# Task inputs
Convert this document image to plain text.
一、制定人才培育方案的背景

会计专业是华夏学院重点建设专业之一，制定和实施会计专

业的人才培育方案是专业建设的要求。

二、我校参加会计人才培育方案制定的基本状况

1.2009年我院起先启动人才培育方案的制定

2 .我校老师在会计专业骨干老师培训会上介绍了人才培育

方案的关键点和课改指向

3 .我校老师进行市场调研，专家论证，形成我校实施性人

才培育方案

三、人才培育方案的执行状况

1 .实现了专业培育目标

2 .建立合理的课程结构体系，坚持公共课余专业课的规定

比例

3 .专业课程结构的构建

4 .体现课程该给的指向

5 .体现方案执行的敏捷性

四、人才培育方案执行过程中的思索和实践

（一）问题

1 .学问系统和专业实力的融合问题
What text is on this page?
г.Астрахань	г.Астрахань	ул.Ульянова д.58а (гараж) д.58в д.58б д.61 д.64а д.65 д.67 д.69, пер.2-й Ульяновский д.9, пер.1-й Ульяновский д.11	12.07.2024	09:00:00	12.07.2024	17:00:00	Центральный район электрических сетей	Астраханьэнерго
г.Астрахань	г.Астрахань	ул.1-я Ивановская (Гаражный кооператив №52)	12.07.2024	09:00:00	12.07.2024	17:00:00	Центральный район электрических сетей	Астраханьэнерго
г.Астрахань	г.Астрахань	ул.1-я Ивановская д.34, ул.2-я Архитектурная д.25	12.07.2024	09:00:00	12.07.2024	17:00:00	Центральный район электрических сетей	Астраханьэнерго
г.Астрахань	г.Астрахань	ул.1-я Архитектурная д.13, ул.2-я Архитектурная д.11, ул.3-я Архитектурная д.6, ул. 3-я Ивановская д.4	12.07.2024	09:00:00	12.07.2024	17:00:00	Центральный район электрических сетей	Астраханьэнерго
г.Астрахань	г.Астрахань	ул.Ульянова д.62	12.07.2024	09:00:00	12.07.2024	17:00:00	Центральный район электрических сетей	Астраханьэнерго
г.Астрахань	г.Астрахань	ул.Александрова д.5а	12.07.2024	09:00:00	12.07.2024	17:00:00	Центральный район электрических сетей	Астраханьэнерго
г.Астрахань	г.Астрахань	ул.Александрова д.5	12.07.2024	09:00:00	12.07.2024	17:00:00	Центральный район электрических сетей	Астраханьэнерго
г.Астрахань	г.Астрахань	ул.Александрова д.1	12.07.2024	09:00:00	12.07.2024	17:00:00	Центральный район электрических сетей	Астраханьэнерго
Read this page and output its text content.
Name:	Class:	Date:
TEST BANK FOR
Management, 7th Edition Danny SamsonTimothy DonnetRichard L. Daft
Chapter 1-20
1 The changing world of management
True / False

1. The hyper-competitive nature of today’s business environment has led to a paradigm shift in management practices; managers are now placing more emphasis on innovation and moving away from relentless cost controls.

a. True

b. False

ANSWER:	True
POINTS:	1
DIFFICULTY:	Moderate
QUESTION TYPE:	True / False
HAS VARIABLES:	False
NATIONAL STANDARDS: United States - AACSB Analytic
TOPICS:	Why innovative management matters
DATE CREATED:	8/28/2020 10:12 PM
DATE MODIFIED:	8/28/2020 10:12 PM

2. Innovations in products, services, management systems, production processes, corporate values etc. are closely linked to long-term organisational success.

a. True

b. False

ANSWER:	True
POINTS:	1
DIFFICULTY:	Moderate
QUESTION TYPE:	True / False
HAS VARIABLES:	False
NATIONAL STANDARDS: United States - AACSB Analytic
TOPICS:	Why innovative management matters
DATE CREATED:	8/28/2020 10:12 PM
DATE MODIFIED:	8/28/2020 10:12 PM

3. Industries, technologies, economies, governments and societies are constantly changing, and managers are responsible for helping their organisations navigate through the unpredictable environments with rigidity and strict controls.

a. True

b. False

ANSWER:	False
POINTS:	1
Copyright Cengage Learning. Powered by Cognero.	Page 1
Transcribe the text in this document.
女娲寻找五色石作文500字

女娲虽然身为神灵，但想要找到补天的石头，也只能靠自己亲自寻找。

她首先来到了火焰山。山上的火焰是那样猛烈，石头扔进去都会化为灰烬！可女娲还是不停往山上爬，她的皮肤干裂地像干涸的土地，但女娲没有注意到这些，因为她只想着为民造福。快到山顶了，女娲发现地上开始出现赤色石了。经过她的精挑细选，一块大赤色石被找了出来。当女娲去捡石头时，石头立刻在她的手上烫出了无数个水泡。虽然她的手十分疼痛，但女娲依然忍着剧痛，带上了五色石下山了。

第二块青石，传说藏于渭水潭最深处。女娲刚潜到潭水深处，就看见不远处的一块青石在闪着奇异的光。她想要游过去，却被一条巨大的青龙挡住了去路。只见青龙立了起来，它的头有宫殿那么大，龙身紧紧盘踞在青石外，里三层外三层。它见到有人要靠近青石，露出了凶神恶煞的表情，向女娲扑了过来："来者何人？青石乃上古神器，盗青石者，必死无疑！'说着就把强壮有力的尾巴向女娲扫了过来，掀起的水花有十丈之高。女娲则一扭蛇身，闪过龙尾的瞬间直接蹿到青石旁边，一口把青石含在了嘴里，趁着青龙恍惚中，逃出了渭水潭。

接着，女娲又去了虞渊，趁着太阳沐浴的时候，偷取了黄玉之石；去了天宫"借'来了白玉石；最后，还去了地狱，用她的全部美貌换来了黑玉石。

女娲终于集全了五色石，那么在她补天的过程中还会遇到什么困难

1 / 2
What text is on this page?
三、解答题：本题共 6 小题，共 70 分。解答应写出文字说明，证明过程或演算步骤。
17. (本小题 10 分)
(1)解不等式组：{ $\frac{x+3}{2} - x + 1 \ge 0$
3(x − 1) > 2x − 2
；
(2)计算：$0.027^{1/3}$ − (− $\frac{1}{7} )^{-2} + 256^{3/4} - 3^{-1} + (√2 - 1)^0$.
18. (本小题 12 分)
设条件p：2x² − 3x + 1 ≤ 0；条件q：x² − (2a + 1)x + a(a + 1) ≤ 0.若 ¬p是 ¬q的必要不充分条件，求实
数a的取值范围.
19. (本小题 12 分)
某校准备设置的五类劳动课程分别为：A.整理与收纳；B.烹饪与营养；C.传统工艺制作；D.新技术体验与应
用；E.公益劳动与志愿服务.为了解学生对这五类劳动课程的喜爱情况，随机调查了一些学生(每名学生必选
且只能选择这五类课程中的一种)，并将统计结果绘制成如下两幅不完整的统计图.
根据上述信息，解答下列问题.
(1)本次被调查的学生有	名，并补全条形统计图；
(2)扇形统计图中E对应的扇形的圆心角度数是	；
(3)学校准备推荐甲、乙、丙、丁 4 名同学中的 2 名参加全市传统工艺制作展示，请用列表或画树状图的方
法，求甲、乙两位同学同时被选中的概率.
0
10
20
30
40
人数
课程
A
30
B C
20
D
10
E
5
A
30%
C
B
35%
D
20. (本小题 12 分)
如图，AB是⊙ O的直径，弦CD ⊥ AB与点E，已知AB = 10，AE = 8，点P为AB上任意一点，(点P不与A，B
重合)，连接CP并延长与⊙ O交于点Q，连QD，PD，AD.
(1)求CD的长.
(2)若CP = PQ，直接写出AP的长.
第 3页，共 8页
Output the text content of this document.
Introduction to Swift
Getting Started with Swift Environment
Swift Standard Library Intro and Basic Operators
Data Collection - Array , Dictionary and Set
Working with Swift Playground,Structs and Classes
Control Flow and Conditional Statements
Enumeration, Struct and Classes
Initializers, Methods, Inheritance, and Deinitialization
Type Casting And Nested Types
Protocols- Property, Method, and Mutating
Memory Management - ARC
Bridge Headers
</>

# What is expected
Every entry must be output again, exactly as written above.

# Full response
Convert this document image to plain text.
一、制定人才培育方案的背景

会计专业是华夏学院重点建设专业之一，制定和实施会计专

业的人才培育方案是专业建设的要求。

二、我校参加会计人才培育方案制定的基本状况

1.2009年我院起先启动人才培育方案的制定

2 .我校老师在会计专业骨干老师培训会上介绍了人才培育

方案的关键点和课改指向

3 .我校老师进行市场调研，专家论证，形成我校实施性人

才培育方案

三、人才培育方案的执行状况

1 .实现了专业培育目标

2 .建立合理的课程结构体系，坚持公共课余专业课的规定

比例

3 .专业课程结构的构建

4 .体现课程该给的指向

5 .体现方案执行的敏捷性

四、人才培育方案执行过程中的思索和实践

（一）问题

1 .学问系统和专业实力的融合问题
What text is on this page?
г.Астрахань	г.Астрахань	ул.Ульянова д.58а (гараж) д.58в д.58б д.61 д.64а д.65 д.67 д.69, пер.2-й Ульяновский д.9, пер.1-й Ульяновский д.11	12.07.2024	09:00:00	12.07.2024	17:00:00	Центральный район электрических сетей	Астраханьэнерго
г.Астрахань	г.Астрахань	ул.1-я Ивановская (Гаражный кооператив №52)	12.07.2024	09:00:00	12.07.2024	17:00:00	Центральный район электрических сетей	Астраханьэнерго
г.Астрахань	г.Астрахань	ул.1-я Ивановская д.34, ул.2-я Архитектурная д.25	12.07.2024	09:00:00	12.07.2024	17:00:00	Центральный район электрических сетей	Астраханьэнерго
г.Астрахань	г.Астрахань	ул.1-я Архитектурная д.13, ул.2-я Архитектурная д.11, ул.3-я Архитектурная д.6, ул. 3-я Ивановская д.4	12.07.2024	09:00:00	12.07.2024	17:00:00	Центральный район электрических сетей	Астраханьэнерго
г.Астрахань	г.Астрахань	ул.Ульянова д.62	12.07.2024	09:00:00	12.07.2024	17:00:00	Центральный район электрических сетей	Астраханьэнерго
г.Астрахань	г.Астрахань	ул.Александрова д.5а	12.07.2024	09:00:00	12.07.2024	17:00:00	Центральный район электрических сетей	Астраханьэнерго
г.Астрахань	г.Астрахань	ул.Александрова д.5	12.07.2024	09:00:00	12.07.2024	17:00:00	Центральный район электрических сетей	Астраханьэнерго
г.Астрахань	г.Астрахань	ул.Александрова д.1	12.07.2024	09:00:00	12.07.2024	17:00:00	Центральный район электрических сетей	Астраханьэнерго
Read this page and output its text content.
Name:	Class:	Date:
TEST BANK FOR
Management, 7th Edition Danny SamsonTimothy DonnetRichard L. Daft
Chapter 1-20
1 The changing world of management
True / False

1. The hyper-competitive nature of today’s business environment has led to a paradigm shift in management practices; managers are now placing more emphasis on innovation and moving away from relentless cost controls.

a. True

b. False

ANSWER:	True
POINTS:	1
DIFFICULTY:	Moderate
QUESTION TYPE:	True / False
HAS VARIABLES:	False
NATIONAL STANDARDS: United States - AACSB Analytic
TOPICS:	Why innovative management matters
DATE CREATED:	8/28/2020 10:12 PM
DATE MODIFIED:	8/28/2020 10:12 PM

2. Innovations in products, services, management systems, production processes, corporate values etc. are closely linked to long-term organisational success.

a. True

b. False

ANSWER:	True
POINTS:	1
DIFFICULTY:	Moderate
QUESTION TYPE:	True / False
HAS VARIABLES:	False
NATIONAL STANDARDS: United States - AACSB Analytic
TOPICS:	Why innovative management matters
DATE CREATED:	8/28/2020 10:12 PM
DATE MODIFIED:	8/28/2020 10:12 PM

3. Industries, technologies, economies, governments and societies are constantly changing, and managers are responsible for helping their organisations navigate through the unpredictable environments with rigidity and strict controls.

a. True

b. False

ANSWER:	False
POINTS:	1
Copyright Cengage Learning. Powered by Cognero.	Page 1
Transcribe the text in this document.
女娲寻找五色石作文500字

女娲虽然身为神灵，但想要找到补天的石头，也只能靠自己亲自寻找。

她首先来到了火焰山。山上的火焰是那样猛烈，石头扔进去都会化为灰烬！可女娲还是不停往山上爬，她的皮肤干裂地像干涸的土地，但女娲没有注意到这些，因为她只想着为民造福。快到山顶了，女娲发现地上开始出现赤色石了。经过她的精挑细选，一块大赤色石被找了出来。当女娲去捡石头时，石头立刻在她的手上烫出了无数个水泡。虽然她的手十分疼痛，但女娲依然忍着剧痛，带上了五色石下山了。

第二块青石，传说藏于渭水潭最深处。女娲刚潜到潭水深处，就看见不远处的一块青石在闪着奇异的光。她想要游过去，却被一条巨大的青龙挡住了去路。只见青龙立了起来，它的头有宫殿那么大，龙身紧紧盘踞在青石外，里三层外三层。它见到有人要靠近青石，露出了凶神恶煞的表情，向女娲扑了过来："来者何人？青石乃上古神器，盗青石者，必死无疑！'说着就把强壮有力的尾巴向女娲扫了过来，掀起的水花有十丈之高。女娲则一扭蛇身，闪过龙尾的瞬间直接蹿到青石旁边，一口把青石含在了嘴里，趁着青龙恍惚中，逃出了渭水潭。

接着，女娲又去了虞渊，趁着太阳沐浴的时候，偷取了黄玉之石；去了天宫"借'来了白玉石；最后，还去了地狱，用她的全部美貌换来了黑玉石。

女娲终于集全了五色石，那么在她补天的过程中还会遇到什么困难

1 / 2
What text is on this page?
三、解答题：本题共 6 小题，共 70 分。解答应写出文字说明，证明过程或演算步骤。
17. (本小题 10 分)
(1)解不等式组：{ $\frac{x+3}{2} - x + 1 \ge 0$
3(x − 1) > 2x − 2
；
(2)计算：$0.027^{1/3}$ − (− $\frac{1}{7} )^{-2} + 256^{3/4} - 3^{-1} + (√2 - 1)^0$.
18. (本小题 12 分)
设条件p：2x² − 3x + 1 ≤ 0；条件q：x² − (2a + 1)x + a(a + 1) ≤ 0.若 ¬p是 ¬q的必要不充分条件，求实
数a的取值范围.
19. (本小题 12 分)
某校准备设置的五类劳动课程分别为：A.整理与收纳；B.烹饪与营养；C.传统工艺制作；D.新技术体验与应
用；E.公益劳动与志愿服务.为了解学生对这五类劳动课程的喜爱情况，随机调查了一些学生(每名学生必选
且只能选择这五类课程中的一种)，并将统计结果绘制成如下两幅不完整的统计图.
根据上述信息，解答下列问题.
(1)本次被调查的学生有	名，并补全条形统计图；
(2)扇形统计图中E对应的扇形的圆心角度数是	；
(3)学校准备推荐甲、乙、丙、丁 4 名同学中的 2 名参加全市传统工艺制作展示，请用列表或画树状图的方
法，求甲、乙两位同学同时被选中的概率.
0
10
20
30
40
人数
课程
A
30
B C
20
D
10
E
5
A
30%
C
B
35%
D
20. (本小题 12 分)
如图，AB是⊙ O的直径，弦CD ⊥ AB与点E，已知AB = 10，AE = 8，点P为AB上任意一点，(点P不与A，B
重合)，连接CP并延长与⊙ O交于点Q，连QD，PD，AD.
(1)求CD的长.
(2)若CP = PQ，直接写出AP的长.
第 3页，共 8页
Output the text content of this document.
Introduction to Swift
Getting Started with Swift Environment
Swift Standard Library Intro and Basic Operators
Data Collection - Array , Dictionary and Set
Working with Swift Playground,Structs and Classes
Control Flow and Conditional Statements
Enumeration, Struct and Classes
Initializers, Methods, Inheritance, and Deinitialization
Type Casting And Nested Types
Protocols- Property, Method, and Mutating
Memory Management - ARC
Bridge Headers
</>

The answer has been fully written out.